__DATA SUPPLIED__
•••••

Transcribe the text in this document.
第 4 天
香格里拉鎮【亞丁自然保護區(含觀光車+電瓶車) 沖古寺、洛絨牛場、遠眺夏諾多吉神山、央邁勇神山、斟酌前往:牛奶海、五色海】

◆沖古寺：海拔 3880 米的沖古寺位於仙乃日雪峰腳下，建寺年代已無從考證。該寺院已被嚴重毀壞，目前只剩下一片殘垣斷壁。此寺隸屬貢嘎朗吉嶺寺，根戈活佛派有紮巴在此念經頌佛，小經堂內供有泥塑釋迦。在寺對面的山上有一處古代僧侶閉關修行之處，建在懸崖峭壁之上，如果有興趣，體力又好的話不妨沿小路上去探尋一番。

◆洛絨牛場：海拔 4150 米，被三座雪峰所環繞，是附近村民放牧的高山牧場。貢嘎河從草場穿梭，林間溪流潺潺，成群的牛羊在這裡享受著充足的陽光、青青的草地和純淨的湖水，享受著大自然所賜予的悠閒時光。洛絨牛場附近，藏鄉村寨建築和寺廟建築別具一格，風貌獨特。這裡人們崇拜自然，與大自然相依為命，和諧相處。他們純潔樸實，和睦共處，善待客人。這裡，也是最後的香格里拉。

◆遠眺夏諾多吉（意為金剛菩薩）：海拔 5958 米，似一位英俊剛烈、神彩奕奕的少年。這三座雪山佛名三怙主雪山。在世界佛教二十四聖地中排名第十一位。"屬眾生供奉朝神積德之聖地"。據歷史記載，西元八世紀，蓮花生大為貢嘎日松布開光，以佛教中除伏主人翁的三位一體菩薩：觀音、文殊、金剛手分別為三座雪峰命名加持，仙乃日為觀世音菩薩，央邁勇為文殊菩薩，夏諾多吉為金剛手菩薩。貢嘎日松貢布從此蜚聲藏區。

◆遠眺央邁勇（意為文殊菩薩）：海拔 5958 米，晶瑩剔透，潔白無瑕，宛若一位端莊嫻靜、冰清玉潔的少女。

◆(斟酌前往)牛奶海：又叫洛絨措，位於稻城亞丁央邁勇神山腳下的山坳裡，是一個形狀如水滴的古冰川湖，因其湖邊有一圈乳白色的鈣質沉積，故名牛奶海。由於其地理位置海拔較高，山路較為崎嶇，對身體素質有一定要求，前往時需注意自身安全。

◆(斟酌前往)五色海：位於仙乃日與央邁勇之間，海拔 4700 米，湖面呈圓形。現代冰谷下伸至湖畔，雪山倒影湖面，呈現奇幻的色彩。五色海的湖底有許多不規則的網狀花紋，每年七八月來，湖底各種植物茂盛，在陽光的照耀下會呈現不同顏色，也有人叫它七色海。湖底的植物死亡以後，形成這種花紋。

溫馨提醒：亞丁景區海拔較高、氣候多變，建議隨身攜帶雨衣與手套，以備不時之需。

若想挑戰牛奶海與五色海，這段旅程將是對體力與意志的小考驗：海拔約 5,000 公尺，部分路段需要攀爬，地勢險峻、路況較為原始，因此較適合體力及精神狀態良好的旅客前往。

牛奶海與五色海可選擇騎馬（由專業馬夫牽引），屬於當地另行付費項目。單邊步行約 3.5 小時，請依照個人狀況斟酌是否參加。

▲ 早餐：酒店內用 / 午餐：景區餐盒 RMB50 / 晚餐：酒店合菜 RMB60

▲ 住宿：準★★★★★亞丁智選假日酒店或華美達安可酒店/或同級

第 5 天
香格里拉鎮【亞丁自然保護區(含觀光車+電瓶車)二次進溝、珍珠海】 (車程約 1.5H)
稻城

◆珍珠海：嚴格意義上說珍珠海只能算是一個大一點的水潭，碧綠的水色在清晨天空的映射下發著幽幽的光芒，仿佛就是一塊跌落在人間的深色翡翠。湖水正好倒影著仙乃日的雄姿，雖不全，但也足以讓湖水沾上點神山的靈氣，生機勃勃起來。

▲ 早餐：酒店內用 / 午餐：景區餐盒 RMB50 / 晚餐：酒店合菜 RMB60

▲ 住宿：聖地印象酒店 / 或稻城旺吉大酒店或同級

•••••

__SET PROBLEM__
What do the records say? Quote them all exactly.

__EXERCISE SOLUTION__
Transcribe the text in this document.
第 4 天
香格里拉鎮【亞丁自然保護區(含觀光車+電瓶車) 沖古寺、洛絨牛場、遠眺夏諾多吉神山、央邁勇神山、斟酌前往:牛奶海、五色海】

◆沖古寺：海拔 3880 米的沖古寺位於仙乃日雪峰腳下，建寺年代已無從考證。該寺院已被嚴重毀壞，目前只剩下一片殘垣斷壁。此寺隸屬貢嘎朗吉嶺寺，根戈活佛派有紮巴在此念經頌佛，小經堂內供有泥塑釋迦。在寺對面的山上有一處古代僧侶閉關修行之處，建在懸崖峭壁之上，如果有興趣，體力又好的話不妨沿小路上去探尋一番。

◆洛絨牛場：海拔 4150 米，被三座雪峰所環繞，是附近村民放牧的高山牧場。貢嘎河從草場穿梭，林間溪流潺潺，成群的牛羊在這裡享受著充足的陽光、青青的草地和純淨的湖水，享受著大自然所賜予的悠閒時光。洛絨牛場附近，藏鄉村寨建築和寺廟建築別具一格，風貌獨特。這裡人們崇拜自然，與大自然相依為命，和諧相處。他們純潔樸實，和睦共處，善待客人。這裡，也是最後的香格里拉。

◆遠眺夏諾多吉（意為金剛菩薩）：海拔 5958 米，似一位英俊剛烈、神彩奕奕的少年。這三座雪山佛名三怙主雪山。在世界佛教二十四聖地中排名第十一位。"屬眾生供奉朝神積德之聖地"。據歷史記載，西元八世紀，蓮花生大為貢嘎日松布開光，以佛教中除伏主人翁的三位一體菩薩：觀音、文殊、金剛手分別為三座雪峰命名加持，仙乃日為觀世音菩薩，央邁勇為文殊菩薩，夏諾多吉為金剛手菩薩。貢嘎日松貢布從此蜚聲藏區。

◆遠眺央邁勇（意為文殊菩薩）：海拔 5958 米，晶瑩剔透，潔白無瑕，宛若一位端莊嫻靜、冰清玉潔的少女。

◆(斟酌前往)牛奶海：又叫洛絨措，位於稻城亞丁央邁勇神山腳下的山坳裡，是一個形狀如水滴的古冰川湖，因其湖邊有一圈乳白色的鈣質沉積，故名牛奶海。由於其地理位置海拔較高，山路較為崎嶇，對身體素質有一定要求，前往時需注意自身安全。

◆(斟酌前往)五色海：位於仙乃日與央邁勇之間，海拔 4700 米，湖面呈圓形。現代冰谷下伸至湖畔，雪山倒影湖面，呈現奇幻的色彩。五色海的湖底有許多不規則的網狀花紋，每年七八月來，湖底各種植物茂盛，在陽光的照耀下會呈現不同顏色，也有人叫它七色海。湖底的植物死亡以後，形成這種花紋。

溫馨提醒：亞丁景區海拔較高、氣候多變，建議隨身攜帶雨衣與手套，以備不時之需。

若想挑戰牛奶海與五色海，這段旅程將是對體力與意志的小考驗：海拔約 5,000 公尺，部分路段需要攀爬，地勢險峻、路況較為原始，因此較適合體力及精神狀態良好的旅客前往。

牛奶海與五色海可選擇騎馬（由專業馬夫牽引），屬於當地另行付費項目。單邊步行約 3.5 小時，請依照個人狀況斟酌是否參加。

▲ 早餐：酒店內用 / 午餐：景區餐盒 RMB50 / 晚餐：酒店合菜 RMB60

▲ 住宿：準★★★★★亞丁智選假日酒店或華美達安可酒店/或同級

第 5 天
香格里拉鎮【亞丁自然保護區(含觀光車+電瓶車)二次進溝、珍珠海】 (車程約 1.5H)
稻城

◆珍珠海：嚴格意義上說珍珠海只能算是一個大一點的水潭，碧綠的水色在清晨天空的映射下發著幽幽的光芒，仿佛就是一塊跌落在人間的深色翡翠。湖水正好倒影著仙乃日的雄姿，雖不全，但也足以讓湖水沾上點神山的靈氣，生機勃勃起來。

▲ 早餐：酒店內用 / 午餐：景區餐盒 RMB50 / 晚餐：酒店合菜 RMB60

▲ 住宿：聖地印象酒店 / 或稻城旺吉大酒店或同級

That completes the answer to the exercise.